:: THE RECORDS ::
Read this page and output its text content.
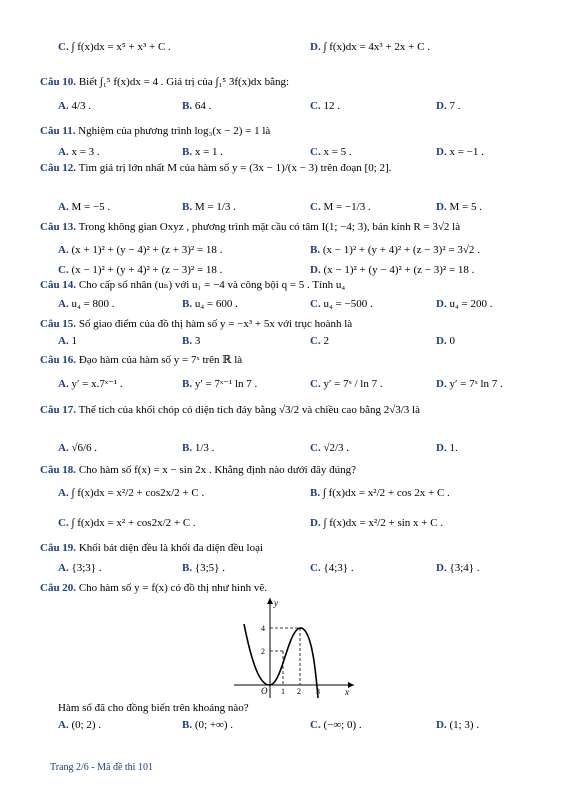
C. ∫ f(x)dx = x⁵ + x³ + C .	D. ∫ f(x)dx = 4x³ + 2x + C .
Câu 10. Biết ∫₁⁵ f(x)dx = 4 . Giá trị của ∫₁⁵ 3f(x)dx bằng:
A. 4/3 .	B. 64 .	C. 12 .	D. 7 .
Câu 11. Nghiệm của phương trình log₃(x − 2) = 1 là
A. x = 3 .	B. x = 1 .	C. x = 5 .	D. x = −1 .
Câu 12. Tìm giá trị lớn nhất M của hàm số y = (3x − 1)/(x − 3) trên đoạn [0; 2].
A. M = −5 .	B. M = 1/3 .	C. M = −1/3 .	D. M = 5 .
Câu 13. Trong không gian Oxyz , phương trình mặt cầu có tâm I(1; −4; 3), bán kính R = 3√2 là
A. (x + 1)² + (y − 4)² + (z + 3)² = 18 .	B. (x − 1)² + (y + 4)² + (z − 3)² = 3√2 .
C. (x − 1)² + (y + 4)² + (z − 3)² = 18 .	D. (x − 1)² + (y − 4)² + (z − 3)² = 18 .
Câu 14. Cho cấp số nhân (uₙ) với u₁ = −4 và công bội q = 5 . Tính u₄
A. u₄ = 800 .	B. u₄ = 600 .	C. u₄ = −500 .	D. u₄ = 200 .
Câu 15. Số giao điểm của đồ thị hàm số y = −x³ + 5x với trục hoành là
A. 1	B. 3	C. 2	D. 0
Câu 16. Đạo hàm của hàm số y = 7ˣ trên ℝ là
A. y′ = x.7ˣ⁻¹ .	B. y′ = 7ˣ⁻¹ ln 7 .	C. y′ = 7ˣ / ln 7 .	D. y′ = 7ˣ ln 7 .
Câu 17. Thể tích của khối chóp có diện tích đáy bằng √3/2 và chiều cao bằng 2√3/3 là
A. √6/6 .	B. 1/3 .	C. √2/3 .	D. 1.
Câu 18. Cho hàm số f(x) = x − sin 2x . Khẳng định nào dưới đây đúng?
A. ∫ f(x)dx = x²/2 + cos2x/2 + C .	B. ∫ f(x)dx = x²/2 + cos 2x + C .
C. ∫ f(x)dx = x² + cos2x/2 + C .	D. ∫ f(x)dx = x²/2 + sin x + C .
Câu 19. Khối bát diện đều là khối đa diện đều loại
A. {3;3} .	B. {3;5} .	C. {4;3} .	D. {3;4} .
Câu 20. Cho hàm số y = f(x) có đồ thị như hình vẽ.
Hàm số đã cho đồng biến trên khoảng nào?
A. (0; 2) .	B. (0; +∞) .	C. (−∞; 0) .	D. (1; 3) .
y
x
O 1 2 3
2
4
Trang 2/6 - Mã đề thi 101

:: GOAL ::
Gather every line containing the word "trên" and copy it.

:: FULL ANSWER ::
Câu 12. Tìm giá trị lớn nhất M của hàm số y = (3x − 1)/(x − 3) trên đoạn [0; 2].
Câu 16. Đạo hàm của hàm số y = 7ˣ trên ℝ là
Hàm số đã cho đồng biến trên khoảng nào?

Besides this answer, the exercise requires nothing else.